> _EXERCISE OBJECTIVE_: Filter the entries, keeping every line with the word "один".

> _RECORDS TO USE_:
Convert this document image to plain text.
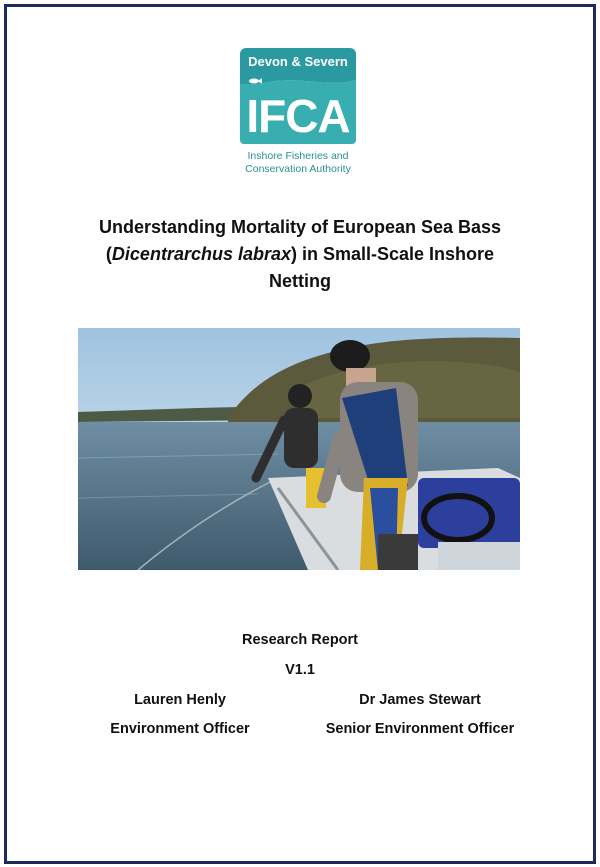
Devon & Severn
IFCA
Inshore Fisheries and
Conservation Authority
Understanding Mortality of European Sea Bass
(Dicentrarchus labrax) in Small-Scale Inshore
Netting
Research Report
V1.1
Lauren Henly
Environment Officer
Dr James Stewart
Senior Environment Officer
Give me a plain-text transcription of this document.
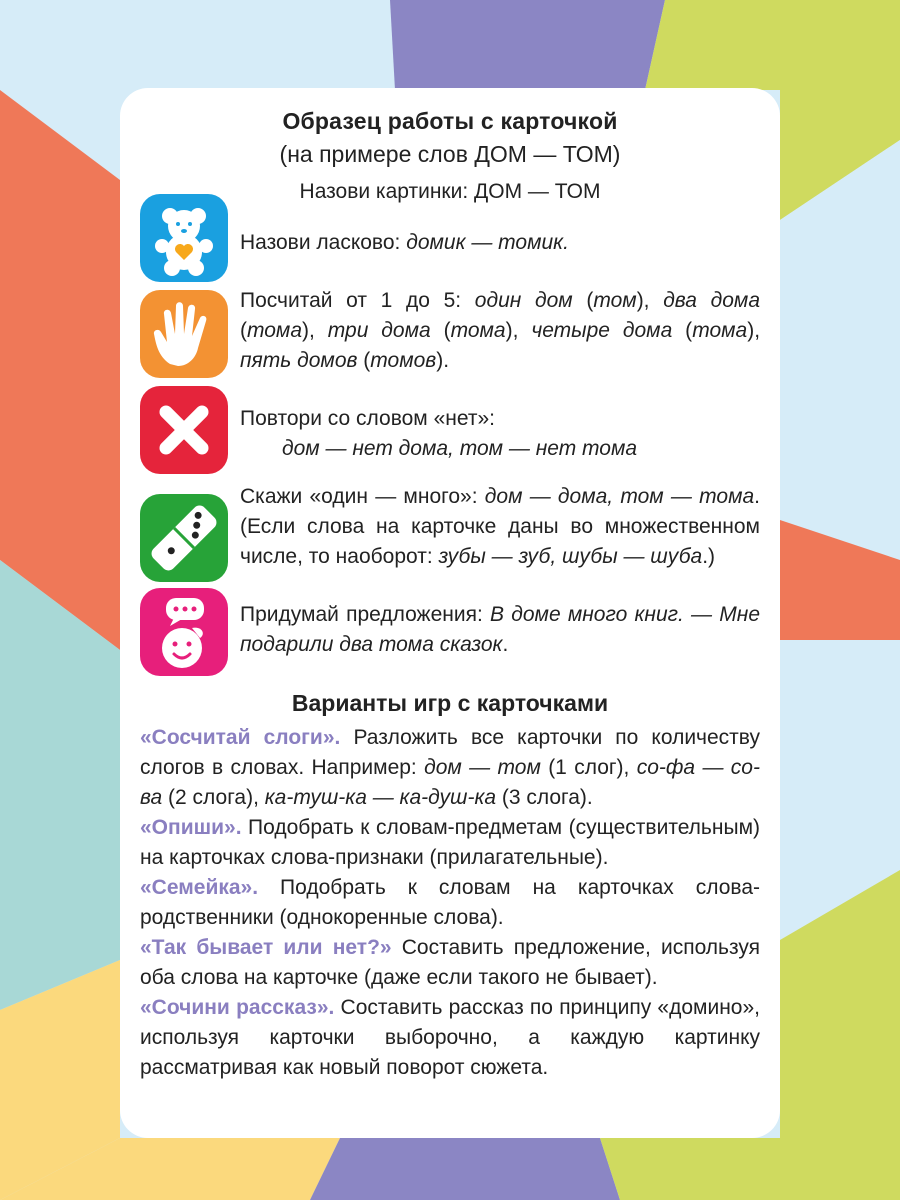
Образец работы с карточкой
(на примере слов ДОМ — ТОМ)
Назови картинки: ДОМ — ТОМ
Назови ласково: домик — томик.
Посчитай от 1 до 5: один дом (том), два дома (тома), три дома (тома), четыре дома (тома), пять домов (томов).
Повтори со словом «нет»:
дом — нет дома, том — нет тома
Скажи «один — много»: дом — дома, том — тома. (Если слова на карточке даны во множественном числе, то наоборот: зубы — зуб, шубы — шуба.)
Придумай предложения: В доме много книг. — Мне подарили два тома сказок.
Варианты игр с карточками
«Сосчитай слоги». Разложить все карточки по количеству слогов в словах. Например: дом — том (1 слог), со-фа — со-ва (2 слога), ка-туш-ка — ка-душ-ка (3 слога).
«Опиши». Подобрать к словам-предметам (существительным) на карточках слова-признаки (прилагательные).
«Семейка». Подобрать к словам на карточках слова-родственники (однокоренные слова).
«Так бывает или нет?» Составить предложение, используя оба слова на карточке (даже если такого не бывает).
«Сочини рассказ». Составить рассказ по принципу «домино», используя карточки выборочно, а каждую картинку рассматривая как новый поворот сюжета.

> _TASK OUTPUT_:
Посчитай от 1 до 5: один дом (том), два дома (тома), три дома (тома), четыре дома (тома), пять домов (томов).
Скажи «один — много»: дом — дома, том — тома. (Если слова на карточке даны во множественном числе, то наоборот: зубы — зуб, шубы — шуба.)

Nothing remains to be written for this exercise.